» **SUPPLIED RECORDS**

··········

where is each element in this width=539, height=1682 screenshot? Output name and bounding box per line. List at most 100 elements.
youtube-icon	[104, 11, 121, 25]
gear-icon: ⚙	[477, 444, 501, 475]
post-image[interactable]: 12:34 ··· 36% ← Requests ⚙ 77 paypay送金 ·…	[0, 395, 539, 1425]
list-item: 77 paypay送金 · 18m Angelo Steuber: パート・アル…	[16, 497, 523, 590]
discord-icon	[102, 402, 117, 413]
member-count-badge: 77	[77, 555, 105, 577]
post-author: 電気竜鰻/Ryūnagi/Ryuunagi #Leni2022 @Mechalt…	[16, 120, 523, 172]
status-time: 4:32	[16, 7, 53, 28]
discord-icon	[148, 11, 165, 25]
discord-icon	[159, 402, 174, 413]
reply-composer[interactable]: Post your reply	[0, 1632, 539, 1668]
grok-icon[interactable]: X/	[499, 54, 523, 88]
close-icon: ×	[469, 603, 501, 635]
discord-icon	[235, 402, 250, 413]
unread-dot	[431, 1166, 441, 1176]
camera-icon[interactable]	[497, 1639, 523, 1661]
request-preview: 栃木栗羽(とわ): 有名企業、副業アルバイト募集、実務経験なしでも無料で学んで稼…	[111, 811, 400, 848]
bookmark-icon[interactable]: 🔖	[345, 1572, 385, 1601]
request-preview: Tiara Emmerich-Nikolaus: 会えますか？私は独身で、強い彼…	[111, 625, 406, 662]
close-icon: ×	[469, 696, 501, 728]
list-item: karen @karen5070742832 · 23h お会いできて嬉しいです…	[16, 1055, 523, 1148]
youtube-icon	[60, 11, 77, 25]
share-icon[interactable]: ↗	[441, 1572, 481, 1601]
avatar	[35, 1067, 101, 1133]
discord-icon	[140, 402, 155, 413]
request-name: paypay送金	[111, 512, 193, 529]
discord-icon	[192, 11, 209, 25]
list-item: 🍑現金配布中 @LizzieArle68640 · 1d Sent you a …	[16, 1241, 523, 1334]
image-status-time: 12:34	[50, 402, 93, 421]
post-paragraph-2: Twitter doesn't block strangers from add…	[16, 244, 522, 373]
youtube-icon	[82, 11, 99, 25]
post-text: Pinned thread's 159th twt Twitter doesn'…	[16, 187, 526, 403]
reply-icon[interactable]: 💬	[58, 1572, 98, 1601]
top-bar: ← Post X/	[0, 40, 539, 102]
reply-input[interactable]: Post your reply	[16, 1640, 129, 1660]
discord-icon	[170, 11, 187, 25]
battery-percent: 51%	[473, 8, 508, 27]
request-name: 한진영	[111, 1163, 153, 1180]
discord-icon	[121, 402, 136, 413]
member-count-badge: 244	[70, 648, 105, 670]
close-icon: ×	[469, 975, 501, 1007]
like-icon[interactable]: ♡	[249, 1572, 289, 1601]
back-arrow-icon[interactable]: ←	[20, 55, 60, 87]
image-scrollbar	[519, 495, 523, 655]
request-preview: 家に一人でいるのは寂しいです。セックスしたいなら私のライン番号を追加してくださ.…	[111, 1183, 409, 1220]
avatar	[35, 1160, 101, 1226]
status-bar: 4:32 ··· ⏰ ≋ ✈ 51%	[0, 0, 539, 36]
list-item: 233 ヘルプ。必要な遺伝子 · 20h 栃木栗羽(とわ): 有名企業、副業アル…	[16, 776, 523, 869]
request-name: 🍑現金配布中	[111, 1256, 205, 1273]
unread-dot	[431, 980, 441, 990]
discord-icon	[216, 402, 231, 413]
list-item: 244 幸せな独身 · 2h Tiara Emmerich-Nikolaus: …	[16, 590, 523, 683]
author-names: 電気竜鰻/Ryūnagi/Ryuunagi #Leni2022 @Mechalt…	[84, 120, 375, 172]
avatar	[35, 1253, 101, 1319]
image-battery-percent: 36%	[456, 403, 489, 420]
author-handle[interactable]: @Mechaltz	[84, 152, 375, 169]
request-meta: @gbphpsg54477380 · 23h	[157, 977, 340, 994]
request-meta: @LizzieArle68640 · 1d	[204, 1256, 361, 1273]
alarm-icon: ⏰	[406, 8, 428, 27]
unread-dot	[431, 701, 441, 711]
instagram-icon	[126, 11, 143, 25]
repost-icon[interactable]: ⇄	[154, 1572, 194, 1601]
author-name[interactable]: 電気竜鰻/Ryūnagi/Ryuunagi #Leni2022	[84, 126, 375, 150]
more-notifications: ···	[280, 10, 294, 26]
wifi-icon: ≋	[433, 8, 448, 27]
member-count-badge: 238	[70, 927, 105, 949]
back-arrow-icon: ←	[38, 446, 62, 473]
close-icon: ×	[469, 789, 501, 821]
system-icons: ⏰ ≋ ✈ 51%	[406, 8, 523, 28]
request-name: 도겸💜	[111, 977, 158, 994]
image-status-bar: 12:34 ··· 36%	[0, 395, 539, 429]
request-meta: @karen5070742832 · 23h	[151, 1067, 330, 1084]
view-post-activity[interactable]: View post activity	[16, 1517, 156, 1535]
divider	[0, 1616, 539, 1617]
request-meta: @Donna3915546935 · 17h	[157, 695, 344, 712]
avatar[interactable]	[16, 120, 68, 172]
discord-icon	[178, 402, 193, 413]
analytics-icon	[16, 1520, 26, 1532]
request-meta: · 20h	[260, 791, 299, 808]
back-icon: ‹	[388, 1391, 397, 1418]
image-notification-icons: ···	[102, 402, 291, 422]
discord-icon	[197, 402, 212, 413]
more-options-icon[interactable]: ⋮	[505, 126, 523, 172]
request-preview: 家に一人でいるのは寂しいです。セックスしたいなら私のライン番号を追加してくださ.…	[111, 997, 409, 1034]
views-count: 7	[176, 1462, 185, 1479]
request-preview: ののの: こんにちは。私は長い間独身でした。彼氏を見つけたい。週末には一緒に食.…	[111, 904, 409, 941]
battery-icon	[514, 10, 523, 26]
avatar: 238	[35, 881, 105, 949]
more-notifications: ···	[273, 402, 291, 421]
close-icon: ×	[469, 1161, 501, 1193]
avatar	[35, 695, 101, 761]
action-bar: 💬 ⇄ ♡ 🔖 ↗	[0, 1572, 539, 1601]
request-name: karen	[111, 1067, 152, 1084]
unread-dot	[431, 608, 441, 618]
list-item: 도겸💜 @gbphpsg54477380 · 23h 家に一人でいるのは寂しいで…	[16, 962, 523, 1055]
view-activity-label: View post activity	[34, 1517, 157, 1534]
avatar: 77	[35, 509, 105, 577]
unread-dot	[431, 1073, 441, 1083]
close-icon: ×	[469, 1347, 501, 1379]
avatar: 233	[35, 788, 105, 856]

··········

» **EXERCISE GOAL**
Please reproduce the stretch of the listing from its first line through the line containing "555, 105, 577]", word for word.

» **RESPONSE FOR THIS EXERCISE**
where is each element in this width=539, height=1682 screenshot? Output name and bounding box per line. List at most 100 elements.
youtube-icon	[104, 11, 121, 25]
gear-icon: ⚙	[477, 444, 501, 475]
post-image[interactable]: 12:34 ··· 36% ← Requests ⚙ 77 paypay送金 ·…	[0, 395, 539, 1425]
list-item: 77 paypay送金 · 18m Angelo Steuber: パート・アル…	[16, 497, 523, 590]
discord-icon	[102, 402, 117, 413]
member-count-badge: 77	[77, 555, 105, 577]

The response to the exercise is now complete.